*EXERCISE DESCRIPTION*
Write out the records below word for word, please.

====== EXERCISE MATERIAL ======

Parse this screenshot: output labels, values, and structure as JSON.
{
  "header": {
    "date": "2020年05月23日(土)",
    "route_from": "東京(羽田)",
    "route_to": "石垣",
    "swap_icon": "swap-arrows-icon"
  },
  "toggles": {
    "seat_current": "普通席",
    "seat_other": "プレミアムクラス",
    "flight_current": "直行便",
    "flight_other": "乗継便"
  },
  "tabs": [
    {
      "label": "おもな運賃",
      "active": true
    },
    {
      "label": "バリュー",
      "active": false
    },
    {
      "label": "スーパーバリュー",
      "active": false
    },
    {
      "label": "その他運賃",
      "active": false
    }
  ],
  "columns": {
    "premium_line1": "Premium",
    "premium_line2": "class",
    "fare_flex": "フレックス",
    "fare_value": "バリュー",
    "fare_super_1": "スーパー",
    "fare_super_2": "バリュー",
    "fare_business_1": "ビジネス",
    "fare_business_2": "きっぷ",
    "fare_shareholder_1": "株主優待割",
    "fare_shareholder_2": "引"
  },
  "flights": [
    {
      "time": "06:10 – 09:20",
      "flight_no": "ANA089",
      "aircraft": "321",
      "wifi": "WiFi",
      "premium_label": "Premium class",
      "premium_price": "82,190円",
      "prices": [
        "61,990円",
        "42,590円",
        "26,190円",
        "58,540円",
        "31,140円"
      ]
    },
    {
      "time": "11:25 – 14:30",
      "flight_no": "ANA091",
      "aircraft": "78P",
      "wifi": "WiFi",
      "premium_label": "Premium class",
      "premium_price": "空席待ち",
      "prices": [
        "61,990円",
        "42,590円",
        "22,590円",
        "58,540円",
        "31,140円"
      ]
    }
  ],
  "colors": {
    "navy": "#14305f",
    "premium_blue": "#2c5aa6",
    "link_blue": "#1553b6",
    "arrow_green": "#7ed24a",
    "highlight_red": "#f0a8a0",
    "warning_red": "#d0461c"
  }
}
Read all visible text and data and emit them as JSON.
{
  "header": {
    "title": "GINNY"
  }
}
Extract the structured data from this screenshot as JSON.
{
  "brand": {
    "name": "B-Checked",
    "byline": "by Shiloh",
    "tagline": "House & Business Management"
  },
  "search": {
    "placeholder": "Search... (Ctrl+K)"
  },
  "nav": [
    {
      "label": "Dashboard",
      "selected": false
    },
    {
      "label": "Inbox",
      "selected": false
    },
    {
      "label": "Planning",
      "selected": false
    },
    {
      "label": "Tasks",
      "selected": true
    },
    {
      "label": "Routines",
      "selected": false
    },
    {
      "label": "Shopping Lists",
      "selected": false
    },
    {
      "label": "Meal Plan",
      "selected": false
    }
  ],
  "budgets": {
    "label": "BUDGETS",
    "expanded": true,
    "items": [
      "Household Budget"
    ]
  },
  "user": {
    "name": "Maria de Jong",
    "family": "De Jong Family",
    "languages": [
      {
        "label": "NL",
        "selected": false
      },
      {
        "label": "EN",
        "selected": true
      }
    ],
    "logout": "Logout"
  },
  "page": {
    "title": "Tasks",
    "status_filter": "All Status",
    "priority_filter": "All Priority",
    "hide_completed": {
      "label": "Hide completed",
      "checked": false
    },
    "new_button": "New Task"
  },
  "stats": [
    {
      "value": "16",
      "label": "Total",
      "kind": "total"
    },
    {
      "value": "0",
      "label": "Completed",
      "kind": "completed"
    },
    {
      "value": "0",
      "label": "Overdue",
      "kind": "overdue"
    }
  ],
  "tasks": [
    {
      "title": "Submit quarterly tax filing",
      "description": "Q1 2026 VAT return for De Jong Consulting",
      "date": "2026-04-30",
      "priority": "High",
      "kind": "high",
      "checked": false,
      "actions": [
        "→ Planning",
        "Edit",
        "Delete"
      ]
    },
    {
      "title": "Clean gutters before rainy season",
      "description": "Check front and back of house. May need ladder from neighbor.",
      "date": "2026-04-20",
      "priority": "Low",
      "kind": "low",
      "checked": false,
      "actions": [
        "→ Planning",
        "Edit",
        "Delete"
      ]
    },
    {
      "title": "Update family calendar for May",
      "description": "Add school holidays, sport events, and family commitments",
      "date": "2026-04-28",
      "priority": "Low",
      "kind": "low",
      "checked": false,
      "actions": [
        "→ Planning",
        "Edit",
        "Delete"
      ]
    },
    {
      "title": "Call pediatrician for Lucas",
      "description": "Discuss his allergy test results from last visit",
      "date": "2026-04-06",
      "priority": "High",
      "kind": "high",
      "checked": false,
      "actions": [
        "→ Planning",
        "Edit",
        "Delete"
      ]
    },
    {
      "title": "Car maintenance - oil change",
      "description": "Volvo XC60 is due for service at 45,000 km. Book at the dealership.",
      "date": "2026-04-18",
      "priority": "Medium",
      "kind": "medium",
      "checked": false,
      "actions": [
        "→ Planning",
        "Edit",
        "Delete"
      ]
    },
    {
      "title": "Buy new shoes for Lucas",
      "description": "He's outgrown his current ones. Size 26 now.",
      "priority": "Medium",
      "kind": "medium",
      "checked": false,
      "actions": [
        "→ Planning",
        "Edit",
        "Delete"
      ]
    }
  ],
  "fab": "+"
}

======

*THE RESPONSE*
Parse this screenshot: output labels, values, and structure as JSON.
{
  "header": {
    "date": "2020年05月23日(土)",
    "route_from": "東京(羽田)",
    "route_to": "石垣",
    "swap_icon": "swap-arrows-icon"
  },
  "toggles": {
    "seat_current": "普通席",
    "seat_other": "プレミアムクラス",
    "flight_current": "直行便",
    "flight_other": "乗継便"
  },
  "tabs": [
    {
      "label": "おもな運賃",
      "active": true
    },
    {
      "label": "バリュー",
      "active": false
    },
    {
      "label": "スーパーバリュー",
      "active": false
    },
    {
      "label": "その他運賃",
      "active": false
    }
  ],
  "columns": {
    "premium_line1": "Premium",
    "premium_line2": "class",
    "fare_flex": "フレックス",
    "fare_value": "バリュー",
    "fare_super_1": "スーパー",
    "fare_super_2": "バリュー",
    "fare_business_1": "ビジネス",
    "fare_business_2": "きっぷ",
    "fare_shareholder_1": "株主優待割",
    "fare_shareholder_2": "引"
  },
  "flights": [
    {
      "time": "06:10 – 09:20",
      "flight_no": "ANA089",
      "aircraft": "321",
      "wifi": "WiFi",
      "premium_label": "Premium class",
      "premium_price": "82,190円",
      "prices": [
        "61,990円",
        "42,590円",
        "26,190円",
        "58,540円",
        "31,140円"
      ]
    },
    {
      "time": "11:25 – 14:30",
      "flight_no": "ANA091",
      "aircraft": "78P",
      "wifi": "WiFi",
      "premium_label": "Premium class",
      "premium_price": "空席待ち",
      "prices": [
        "61,990円",
        "42,590円",
        "22,590円",
        "58,540円",
        "31,140円"
      ]
    }
  ],
  "colors": {
    "navy": "#14305f",
    "premium_blue": "#2c5aa6",
    "link_blue": "#1553b6",
    "arrow_green": "#7ed24a",
    "highlight_red": "#f0a8a0",
    "warning_red": "#d0461c"
  }
}
Read all visible text and data and emit them as JSON.
{
  "header": {
    "title": "GINNY"
  }
}
Extract the structured data from this screenshot as JSON.
{
  "brand": {
    "name": "B-Checked",
    "byline": "by Shiloh",
    "tagline": "House & Business Management"
  },
  "search": {
    "placeholder": "Search... (Ctrl+K)"
  },
  "nav": [
    {
      "label": "Dashboard",
      "selected": false
    },
    {
      "label": "Inbox",
      "selected": false
    },
    {
      "label": "Planning",
      "selected": false
    },
    {
      "label": "Tasks",
      "selected": true
    },
    {
      "label": "Routines",
      "selected": false
    },
    {
      "label": "Shopping Lists",
      "selected": false
    },
    {
      "label": "Meal Plan",
      "selected": false
    }
  ],
  "budgets": {
    "label": "BUDGETS",
    "expanded": true,
    "items": [
      "Household Budget"
    ]
  },
  "user": {
    "name": "Maria de Jong",
    "family": "De Jong Family",
    "languages": [
      {
        "label": "NL",
        "selected": false
      },
      {
        "label": "EN",
        "selected": true
      }
    ],
    "logout": "Logout"
  },
  "page": {
    "title": "Tasks",
    "status_filter": "All Status",
    "priority_filter": "All Priority",
    "hide_completed": {
      "label": "Hide completed",
      "checked": false
    },
    "new_button": "New Task"
  },
  "stats": [
    {
      "value": "16",
      "label": "Total",
      "kind": "total"
    },
    {
      "value": "0",
      "label": "Completed",
      "kind": "completed"
    },
    {
      "value": "0",
      "label": "Overdue",
      "kind": "overdue"
    }
  ],
  "tasks": [
    {
      "title": "Submit quarterly tax filing",
      "description": "Q1 2026 VAT return for De Jong Consulting",
      "date": "2026-04-30",
      "priority": "High",
      "kind": "high",
      "checked": false,
      "actions": [
        "→ Planning",
        "Edit",
        "Delete"
      ]
    },
    {
      "title": "Clean gutters before rainy season",
      "description": "Check front and back of house. May need ladder from neighbor.",
      "date": "2026-04-20",
      "priority": "Low",
      "kind": "low",
      "checked": false,
      "actions": [
        "→ Planning",
        "Edit",
        "Delete"
      ]
    },
    {
      "title": "Update family calendar for May",
      "description": "Add school holidays, sport events, and family commitments",
      "date": "2026-04-28",
      "priority": "Low",
      "kind": "low",
      "checked": false,
      "actions": [
        "→ Planning",
        "Edit",
        "Delete"
      ]
    },
    {
      "title": "Call pediatrician for Lucas",
      "description": "Discuss his allergy test results from last visit",
      "date": "2026-04-06",
      "priority": "High",
      "kind": "high",
      "checked": false,
      "actions": [
        "→ Planning",
        "Edit",
        "Delete"
      ]
    },
    {
      "title": "Car maintenance - oil change",
      "description": "Volvo XC60 is due for service at 45,000 km. Book at the dealership.",
      "date": "2026-04-18",
      "priority": "Medium",
      "kind": "medium",
      "checked": false,
      "actions": [
        "→ Planning",
        "Edit",
        "Delete"
      ]
    },
    {
      "title": "Buy new shoes for Lucas",
      "description": "He's outgrown his current ones. Size 26 now.",
      "priority": "Medium",
      "kind": "medium",
      "checked": false,
      "actions": [
        "→ Planning",
        "Edit",
        "Delete"
      ]
    }
  ],
  "fab": "+"
}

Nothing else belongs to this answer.